**TASK TO CARRY OUT**
Every line that includes the word "this" is to be listed.

**GIVEN RECORDS**

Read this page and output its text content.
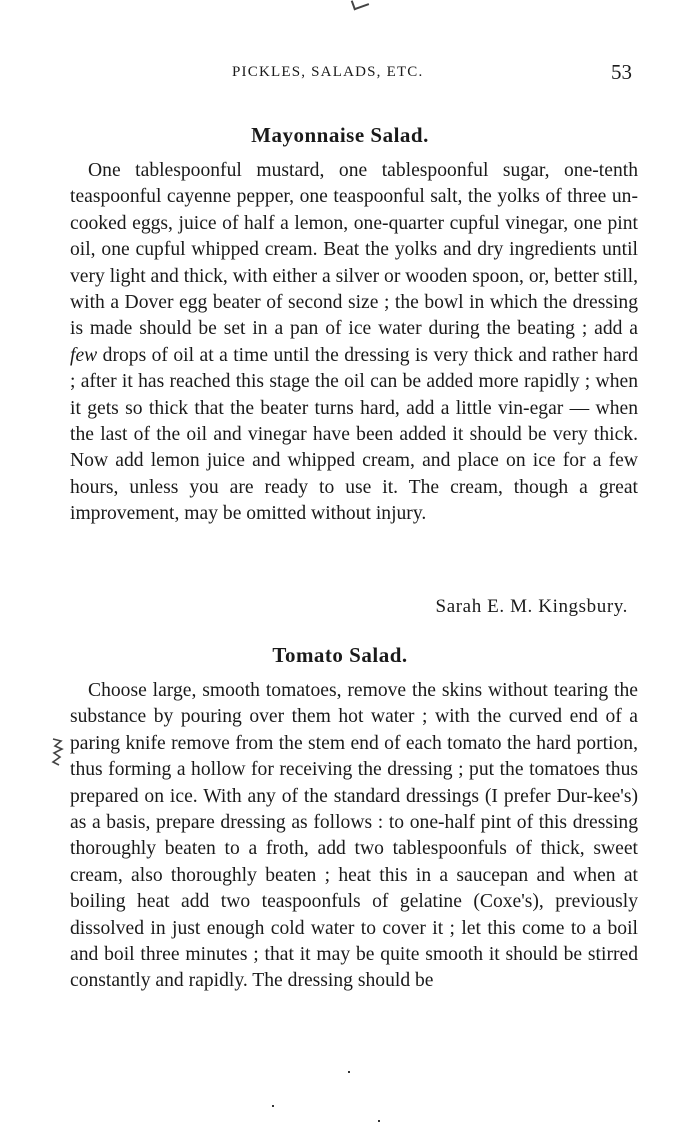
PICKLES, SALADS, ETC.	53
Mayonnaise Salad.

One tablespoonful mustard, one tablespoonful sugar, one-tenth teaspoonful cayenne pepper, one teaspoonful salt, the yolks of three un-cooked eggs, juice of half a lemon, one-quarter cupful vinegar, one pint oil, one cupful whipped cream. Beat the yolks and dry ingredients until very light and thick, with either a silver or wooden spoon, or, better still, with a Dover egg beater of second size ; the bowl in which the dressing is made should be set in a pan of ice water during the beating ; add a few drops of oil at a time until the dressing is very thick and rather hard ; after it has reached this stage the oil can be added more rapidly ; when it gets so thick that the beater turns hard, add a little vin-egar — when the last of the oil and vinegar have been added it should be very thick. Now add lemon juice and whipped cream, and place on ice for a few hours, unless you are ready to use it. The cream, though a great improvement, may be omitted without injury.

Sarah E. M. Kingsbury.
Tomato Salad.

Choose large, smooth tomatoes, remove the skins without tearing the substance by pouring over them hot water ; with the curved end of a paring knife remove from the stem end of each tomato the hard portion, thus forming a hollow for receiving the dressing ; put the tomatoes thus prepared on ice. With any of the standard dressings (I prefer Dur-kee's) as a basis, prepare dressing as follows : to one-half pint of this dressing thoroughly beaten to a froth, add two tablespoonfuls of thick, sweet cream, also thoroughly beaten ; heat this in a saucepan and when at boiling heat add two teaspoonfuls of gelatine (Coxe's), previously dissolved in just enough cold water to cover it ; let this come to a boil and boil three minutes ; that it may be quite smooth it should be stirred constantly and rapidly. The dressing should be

**WRITTEN ANSWER**
Read this page and output its text content.
One tablespoonful mustard, one tablespoonful sugar, one-tenth teaspoonful cayenne pepper, one teaspoonful salt, the yolks of three un-cooked eggs, juice of half a lemon, one-quarter cupful vinegar, one pint oil, one cupful whipped cream. Beat the yolks and dry ingredients until very light and thick, with either a silver or wooden spoon, or, better still, with a Dover egg beater of second size ; the bowl in which the dressing is made should be set in a pan of ice water during the beating ; add a few drops of oil at a time until the dressing is very thick and rather hard ; after it has reached this stage the oil can be added more rapidly ; when it gets so thick that the beater turns hard, add a little vin-egar — when the last of the oil and vinegar have been added it should be very thick. Now add lemon juice and whipped cream, and place on ice for a few hours, unless you are ready to use it. The cream, though a great improvement, may be omitted without injury.
Choose large, smooth tomatoes, remove the skins without tearing the substance by pouring over them hot water ; with the curved end of a paring knife remove from the stem end of each tomato the hard portion, thus forming a hollow for receiving the dressing ; put the tomatoes thus prepared on ice. With any of the standard dressings (I prefer Dur-kee's) as a basis, prepare dressing as follows : to one-half pint of this dressing thoroughly beaten to a froth, add two tablespoonfuls of thick, sweet cream, also thoroughly beaten ; heat this in a saucepan and when at boiling heat add two teaspoonfuls of gelatine (Coxe's), previously dissolved in just enough cold water to cover it ; let this come to a boil and boil three minutes ; that it may be quite smooth it should be stirred constantly and rapidly. The dressing should be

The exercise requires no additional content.